What is needed here is an exact copy of every entry.
• • •
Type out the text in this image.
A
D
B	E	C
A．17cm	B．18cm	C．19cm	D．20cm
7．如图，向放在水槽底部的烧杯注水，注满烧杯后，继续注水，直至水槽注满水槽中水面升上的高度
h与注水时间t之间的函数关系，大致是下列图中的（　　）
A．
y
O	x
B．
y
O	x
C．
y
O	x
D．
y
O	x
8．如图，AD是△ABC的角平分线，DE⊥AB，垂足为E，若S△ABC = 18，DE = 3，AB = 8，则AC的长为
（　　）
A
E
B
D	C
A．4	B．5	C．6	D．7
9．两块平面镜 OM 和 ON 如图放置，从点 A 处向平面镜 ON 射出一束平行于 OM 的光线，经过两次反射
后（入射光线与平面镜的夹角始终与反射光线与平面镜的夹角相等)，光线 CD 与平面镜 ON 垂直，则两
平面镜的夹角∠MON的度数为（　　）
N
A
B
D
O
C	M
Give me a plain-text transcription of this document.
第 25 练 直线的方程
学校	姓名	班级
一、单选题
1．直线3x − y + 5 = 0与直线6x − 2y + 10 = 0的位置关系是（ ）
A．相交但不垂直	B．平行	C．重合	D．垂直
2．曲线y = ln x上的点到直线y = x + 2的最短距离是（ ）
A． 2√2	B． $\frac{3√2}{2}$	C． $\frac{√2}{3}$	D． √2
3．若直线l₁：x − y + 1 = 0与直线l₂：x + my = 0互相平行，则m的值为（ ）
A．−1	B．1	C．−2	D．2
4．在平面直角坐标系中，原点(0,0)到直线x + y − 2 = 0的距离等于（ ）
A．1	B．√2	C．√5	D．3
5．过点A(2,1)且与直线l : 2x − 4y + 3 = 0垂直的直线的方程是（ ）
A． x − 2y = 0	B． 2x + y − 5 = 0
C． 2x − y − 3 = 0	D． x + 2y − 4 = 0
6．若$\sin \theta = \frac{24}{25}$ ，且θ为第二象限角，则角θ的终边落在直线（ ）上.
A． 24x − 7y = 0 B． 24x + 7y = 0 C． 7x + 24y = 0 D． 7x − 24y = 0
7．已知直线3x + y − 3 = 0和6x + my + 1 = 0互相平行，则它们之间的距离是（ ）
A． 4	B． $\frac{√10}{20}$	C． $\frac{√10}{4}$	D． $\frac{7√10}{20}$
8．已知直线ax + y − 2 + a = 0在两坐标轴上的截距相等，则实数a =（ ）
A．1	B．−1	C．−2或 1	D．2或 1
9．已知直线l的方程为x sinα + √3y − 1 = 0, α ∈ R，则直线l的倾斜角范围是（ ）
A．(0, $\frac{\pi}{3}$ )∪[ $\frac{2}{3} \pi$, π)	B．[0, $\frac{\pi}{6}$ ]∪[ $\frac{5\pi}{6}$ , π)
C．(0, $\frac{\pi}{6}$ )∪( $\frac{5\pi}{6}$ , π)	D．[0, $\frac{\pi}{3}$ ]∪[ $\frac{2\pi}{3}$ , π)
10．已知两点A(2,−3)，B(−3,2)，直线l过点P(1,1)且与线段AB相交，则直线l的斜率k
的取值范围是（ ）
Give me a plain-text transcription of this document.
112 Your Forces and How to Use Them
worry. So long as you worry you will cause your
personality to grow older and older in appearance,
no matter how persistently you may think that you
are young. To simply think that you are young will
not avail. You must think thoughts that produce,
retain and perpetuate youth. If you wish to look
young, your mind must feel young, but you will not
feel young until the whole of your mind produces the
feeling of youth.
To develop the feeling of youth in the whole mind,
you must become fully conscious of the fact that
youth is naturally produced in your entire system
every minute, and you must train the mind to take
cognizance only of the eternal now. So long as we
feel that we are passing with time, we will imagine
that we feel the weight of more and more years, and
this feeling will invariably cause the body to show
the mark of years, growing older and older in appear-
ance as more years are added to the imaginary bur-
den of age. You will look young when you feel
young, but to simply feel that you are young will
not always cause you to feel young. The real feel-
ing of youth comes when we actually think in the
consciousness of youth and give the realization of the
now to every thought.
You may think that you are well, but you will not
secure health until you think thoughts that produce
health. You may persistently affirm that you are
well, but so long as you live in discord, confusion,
• • •
_The answer:_
Type out the text in this image.
A
D
B	E	C
A．17cm	B．18cm	C．19cm	D．20cm
7．如图，向放在水槽底部的烧杯注水，注满烧杯后，继续注水，直至水槽注满水槽中水面升上的高度
h与注水时间t之间的函数关系，大致是下列图中的（　　）
A．
y
O	x
B．
y
O	x
C．
y
O	x
D．
y
O	x
8．如图，AD是△ABC的角平分线，DE⊥AB，垂足为E，若S△ABC = 18，DE = 3，AB = 8，则AC的长为
（　　）
A
E
B
D	C
A．4	B．5	C．6	D．7
9．两块平面镜 OM 和 ON 如图放置，从点 A 处向平面镜 ON 射出一束平行于 OM 的光线，经过两次反射
后（入射光线与平面镜的夹角始终与反射光线与平面镜的夹角相等)，光线 CD 与平面镜 ON 垂直，则两
平面镜的夹角∠MON的度数为（　　）
N
A
B
D
O
C	M
Give me a plain-text transcription of this document.
第 25 练 直线的方程
学校	姓名	班级
一、单选题
1．直线3x − y + 5 = 0与直线6x − 2y + 10 = 0的位置关系是（ ）
A．相交但不垂直	B．平行	C．重合	D．垂直
2．曲线y = ln x上的点到直线y = x + 2的最短距离是（ ）
A． 2√2	B． $\frac{3√2}{2}$	C． $\frac{√2}{3}$	D． √2
3．若直线l₁：x − y + 1 = 0与直线l₂：x + my = 0互相平行，则m的值为（ ）
A．−1	B．1	C．−2	D．2
4．在平面直角坐标系中，原点(0,0)到直线x + y − 2 = 0的距离等于（ ）
A．1	B．√2	C．√5	D．3
5．过点A(2,1)且与直线l : 2x − 4y + 3 = 0垂直的直线的方程是（ ）
A． x − 2y = 0	B． 2x + y − 5 = 0
C． 2x − y − 3 = 0	D． x + 2y − 4 = 0
6．若$\sin \theta = \frac{24}{25}$ ，且θ为第二象限角，则角θ的终边落在直线（ ）上.
A． 24x − 7y = 0 B． 24x + 7y = 0 C． 7x + 24y = 0 D． 7x − 24y = 0
7．已知直线3x + y − 3 = 0和6x + my + 1 = 0互相平行，则它们之间的距离是（ ）
A． 4	B． $\frac{√10}{20}$	C． $\frac{√10}{4}$	D． $\frac{7√10}{20}$
8．已知直线ax + y − 2 + a = 0在两坐标轴上的截距相等，则实数a =（ ）
A．1	B．−1	C．−2或 1	D．2或 1
9．已知直线l的方程为x sinα + √3y − 1 = 0, α ∈ R，则直线l的倾斜角范围是（ ）
A．(0, $\frac{\pi}{3}$ )∪[ $\frac{2}{3} \pi$, π)	B．[0, $\frac{\pi}{6}$ ]∪[ $\frac{5\pi}{6}$ , π)
C．(0, $\frac{\pi}{6}$ )∪( $\frac{5\pi}{6}$ , π)	D．[0, $\frac{\pi}{3}$ ]∪[ $\frac{2\pi}{3}$ , π)
10．已知两点A(2,−3)，B(−3,2)，直线l过点P(1,1)且与线段AB相交，则直线l的斜率k
的取值范围是（ ）
Give me a plain-text transcription of this document.
112 Your Forces and How to Use Them
worry. So long as you worry you will cause your
personality to grow older and older in appearance,
no matter how persistently you may think that you
are young. To simply think that you are young will
not avail. You must think thoughts that produce,
retain and perpetuate youth. If you wish to look
young, your mind must feel young, but you will not
feel young until the whole of your mind produces the
feeling of youth.
To develop the feeling of youth in the whole mind,
you must become fully conscious of the fact that
youth is naturally produced in your entire system
every minute, and you must train the mind to take
cognizance only of the eternal now. So long as we
feel that we are passing with time, we will imagine
that we feel the weight of more and more years, and
this feeling will invariably cause the body to show
the mark of years, growing older and older in appear-
ance as more years are added to the imaginary bur-
den of age. You will look young when you feel
young, but to simply feel that you are young will
not always cause you to feel young. The real feel-
ing of youth comes when we actually think in the
consciousness of youth and give the realization of the
now to every thought.
You may think that you are well, but you will not
secure health until you think thoughts that produce
health. You may persistently affirm that you are
well, but so long as you live in discord, confusion,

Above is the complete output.